§ **REQUIREMENT**:
From the listing below, extract each line containing the string "Raubbegierde".

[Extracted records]
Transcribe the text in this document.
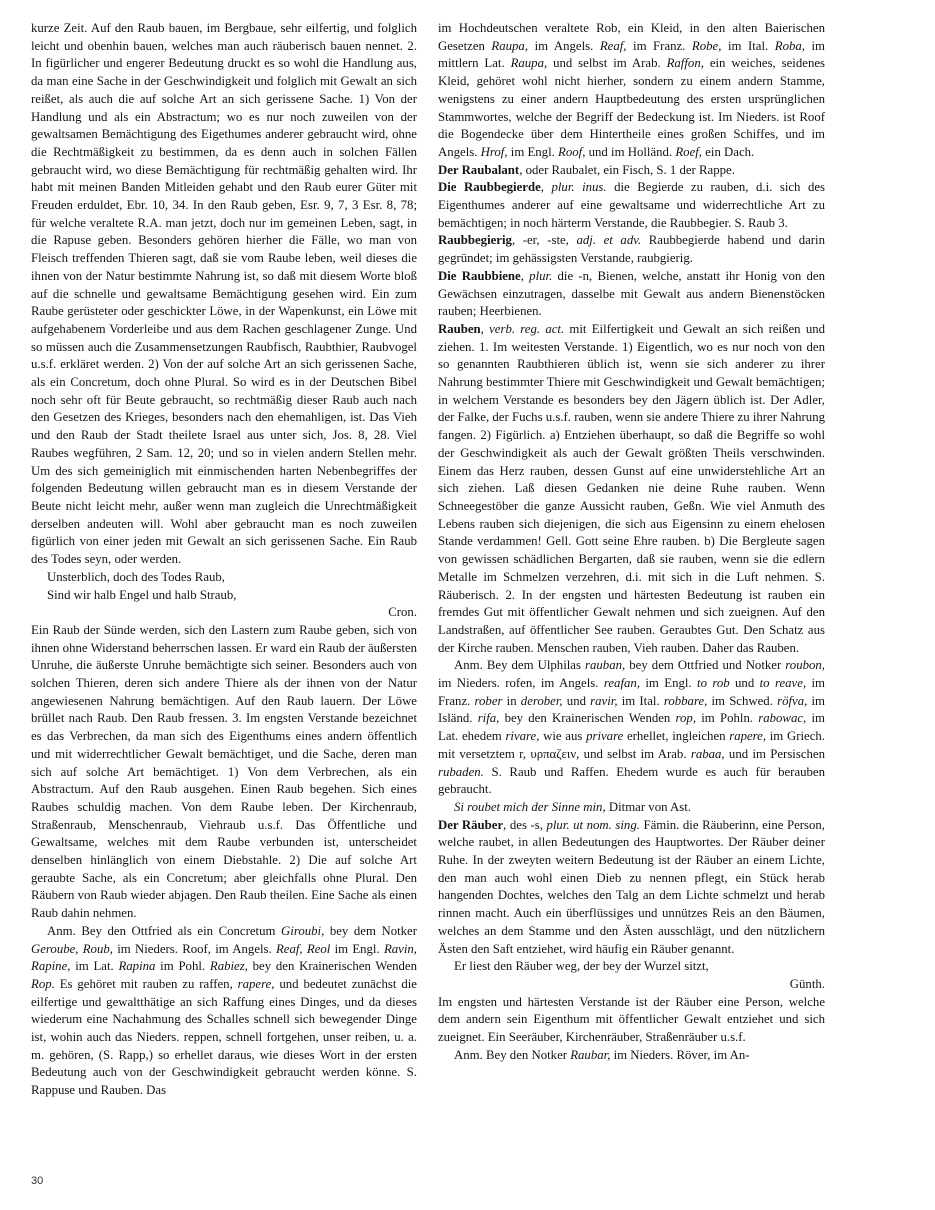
kurze Zeit. Auf den Raub bauen, im Bergbaue, sehr eilfertig, und folglich leicht und obenhin bauen, welches man auch räuberisch bauen nennet. 2. In figürlicher und engerer Bedeutung druckt es so wohl die Handlung aus, da man eine Sache in der Geschwindigkeit und folglich mit Gewalt an sich reißet, als auch die auf solche Art an sich gerissene Sache. 1) Von der Handlung und als ein Abstractum; wo es nur noch zuweilen von der gewaltsamen Bemächtigung des Eigethumes anderer gebraucht wird, ohne die Rechtmäßigkeit zu bestimmen, da es denn auch in solchen Fällen gebraucht wird, wo diese Bemächtigung für rechtmäßig gehalten wird. Ihr habt mit meinen Banden Mitleiden gehabt und den Raub eurer Güter mit Freuden erduldet, Ebr. 10, 34. In den Raub geben, Esr. 9, 7, 3 Esr. 8, 78; für welche veraltete R.A. man jetzt, doch nur im gemeinen Leben, sagt, in die Rapuse geben. Besonders gehören hierher die Fälle, wo man von Fleisch treffenden Thieren sagt, daß sie vom Raube leben, weil dieses die ihnen von der Natur bestimmte Nahrung ist, so daß mit diesem Worte bloß auf die schnelle und gewaltsame Bemächtigung gesehen wird. Ein zum Raube gerüsteter oder geschickter Löwe, in der Wapenkunst, ein Löwe mit aufgehabenem Vorderleibe und aus dem Rachen geschlagener Zunge. Und so müssen auch die Zusammensetzungen Raubfisch, Raubthier, Raubvogel u.s.f. erkläret werden. 2) Von der auf solche Art an sich gerissenen Sache, als ein Concretum, doch ohne Plural. So wird es in der Deutschen Bibel noch sehr oft für Beute gebraucht, so rechtmäßig dieser Raub auch nach den Gesetzen des Krieges, besonders nach den ehemahligen, ist. Das Vieh und den Raub der Stadt theilete Israel aus unter sich, Jos. 8, 28. Viel Raubes wegführen, 2 Sam. 12, 20; und so in vielen andern Stellen mehr. Um des sich gemeiniglich mit einmischenden harten Nebenbegriffes der folgenden Bedeutung willen gebraucht man es in diesem Verstande der Beute nicht leicht mehr, außer wenn man zugleich die Unrechtmäßigkeit derselben andeuten will. Wohl aber gebraucht man es noch zuweilen figürlich von einer jeden mit Gewalt an sich gerissenen Sache. Ein Raub des Todes seyn, oder werden.

Unsterblich, doch des Todes Raub,

Sind wir halb Engel und halb Straub,

Cron.

Ein Raub der Sünde werden, sich den Lastern zum Raube geben, sich von ihnen ohne Widerstand beherrschen lassen. Er ward ein Raub der äußersten Unruhe, die äußerste Unruhe bemächtigte sich seiner. Besonders auch von solchen Thieren, deren sich andere Thiere als der ihnen von der Natur angewiesenen Nahrung bemächtigen. Auf den Raub lauern. Der Löwe brüllet nach Raub. Den Raub fressen. 3. Im engsten Verstande bezeichnet es das Verbrechen, da man sich des Eigenthums eines andern öffentlich und mit widerrechtlicher Gewalt bemächtiget, und die Sache, deren man sich auf solche Art bemächtiget. 1) Von dem Verbrechen, als ein Abstractum. Auf den Raub ausgehen. Einen Raub begehen. Sich eines Raubes schuldig machen. Von dem Raube leben. Der Kirchenraub, Straßenraub, Menschenraub, Viehraub u.s.f. Das Öffentliche und Gewaltsame, welches mit dem Raube verbunden ist, unterscheidet denselben hinlänglich von einem Diebstahle. 2) Die auf solche Art geraubte Sache, als ein Concretum; aber gleichfalls ohne Plural. Den Räubern von Raub wieder abjagen. Den Raub theilen. Eine Sache als einen Raub dahin nehmen.

Anm. Bey den Ottfried als ein Concretum Giroubi, bey dem Notker Geroube, Roub, im Nieders. Roof, im Angels. Reaf, Reol im Engl. Ravin, Rapine, im Lat. Rapina im Pohl. Rabiez, bey den Krainerischen Wenden Rop. Es gehöret mit rauben zu raffen, rapere, und bedeutet zunächst die eilfertige und gewaltthätige an sich Raffung eines Dinges, und da dieses wiederum eine Nachahmung des Schalles schnell sich bewegender Dinge ist, wohin auch das Nieders. reppen, schnell fortgehen, unser reiben, u. a. m. gehören, (S. Rapp,) so erhellet daraus, wie dieses Wort in der ersten Bedeutung auch von der Geschwindigkeit gebraucht werden könne. S. Rappuse und Rauben. Das

im Hochdeutschen veraltete Rob, ein Kleid, in den alten Baierischen Gesetzen Raupa, im Angels. Reaf, im Franz. Robe, im Ital. Roba, im mittlern Lat. Raupa, und selbst im Arab. Raffon, ein weiches, seidenes Kleid, gehöret wohl nicht hierher, sondern zu einem andern Stamme, wenigstens zu einer andern Hauptbedeutung des ersten ursprünglichen Stammwortes, welche der Begriff der Bedeckung ist. Im Nieders. ist Roof die Bogendecke über dem Hintertheile eines großen Schiffes, und im Angels. Hrof, im Engl. Roof, und im Holländ. Roef, ein Dach.

Der Raubalant, oder Raubalet, ein Fisch, S. 1 der Rappe.

Die Raubbegierde, plur. inus. die Begierde zu rauben, d.i. sich des Eigenthumes anderer auf eine gewaltsame und widerrechtliche Art zu bemächtigen; in noch härterm Verstande, die Raubbegier. S. Raub 3.

Raubbegierig, -er, -ste, adj. et adv. Raubbegierde habend und darin gegründet; im gehässigsten Verstande, raubgierig.

Die Raubbiene, plur. die -n, Bienen, welche, anstatt ihr Honig von den Gewächsen einzutragen, dasselbe mit Gewalt aus andern Bienenstöcken rauben; Heerbienen.

Rauben, verb. reg. act. mit Eilfertigkeit und Gewalt an sich reißen und ziehen. 1. Im weitesten Verstande. 1) Eigentlich, wo es nur noch von den so genannten Raubthieren üblich ist, wenn sie sich anderer zu ihrer Nahrung bestimmter Thiere mit Geschwindigkeit und Gewalt bemächtigen; in welchem Verstande es besonders bey den Jägern üblich ist. Der Adler, der Falke, der Fuchs u.s.f. rauben, wenn sie andere Thiere zu ihrer Nahrung fangen. 2) Figürlich. a) Entziehen überhaupt, so daß die Begriffe so wohl der Geschwindigkeit als auch der Gewalt größten Theils verschwinden. Einem das Herz rauben, dessen Gunst auf eine unwiderstehliche Art an sich ziehen. Laß diesen Gedanken nie deine Ruhe rauben. Wenn Schneegestöber die ganze Aussicht rauben, Geßn. Wie viel Anmuth des Lebens rauben sich diejenigen, die sich aus Eigensinn zu einem ehelosen Stande verdammen! Gell. Gott seine Ehre rauben. b) Die Bergleute sagen von gewissen schädlichen Bergarten, daß sie rauben, wenn sie die edlern Metalle im Schmelzen verzehren, d.i. mit sich in die Luft nehmen. S. Räuberisch. 2. In der engsten und härtesten Bedeutung ist rauben ein fremdes Gut mit öffentlicher Gewalt nehmen und sich zueignen. Auf den Landstraßen, auf öffentlicher See rauben. Geraubtes Gut. Den Schatz aus der Kirche rauben. Menschen rauben, Vieh rauben. Daher das Rauben.

Anm. Bey dem Ulphilas rauban, bey dem Ottfried und Notker roubon, im Nieders. rofen, im Angels. reafan, im Engl. to rob und to reave, im Franz. rober in derober, und ravir, im Ital. robbare, im Schwed. röfva, im Isländ. rifa, bey den Krainerischen Wenden rop, im Pohln. rabowac, im Lat. ehedem rivare, wie aus privare erhellet, ingleichen rapere, im Griech. mit versetztem r, υρπαζειν, und selbst im Arab. rabaa, und im Persischen rubaden. S. Raub und Raffen. Ehedem wurde es auch für berauben gebraucht.

Si roubet mich der Sinne min, Ditmar von Ast.

Der Räuber, des -s, plur. ut nom. sing. Fämin. die Räuberinn, eine Person, welche raubet, in allen Bedeutungen des Hauptwortes. Der Räuber deiner Ruhe. In der zweyten weitern Bedeutung ist der Räuber an einem Lichte, den man auch wohl einen Dieb zu nennen pflegt, ein Stück herab hangenden Dochtes, welches den Talg an dem Lichte schmelzt und herab rinnen macht. Auch ein überflüssiges und unnützes Reis an den Bäumen, welches an dem Stamme und den Ästen ausschlägt, und den nützlichern Ästen den Saft entziehet, wird häufig ein Räuber genannt.

Er liest den Räuber weg, der bey der Wurzel sitzt,

Günth.

Im engsten und härtesten Verstande ist der Räuber eine Person, welche dem andern sein Eigenthum mit öffentlicher Gewalt entziehet und sich zueignet. Ein Seeräuber, Kirchenräuber, Straßenräuber u.s.f.

Anm. Bey den Notker Raubar, im Nieders. Röver, im An-

30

§ **WRITTEN SOLUTION**:
Die Raubbegierde, plur. inus. die Begierde zu rauben, d.i. sich des Eigenthumes anderer auf eine gewaltsame und widerrechtliche Art zu bemächtigen; in noch härterm Verstande, die Raubbegier. S. Raub 3.
Raubbegierig, -er, -ste, adj. et adv. Raubbegierde habend und darin gegründet; im gehässigsten Verstande, raubgierig.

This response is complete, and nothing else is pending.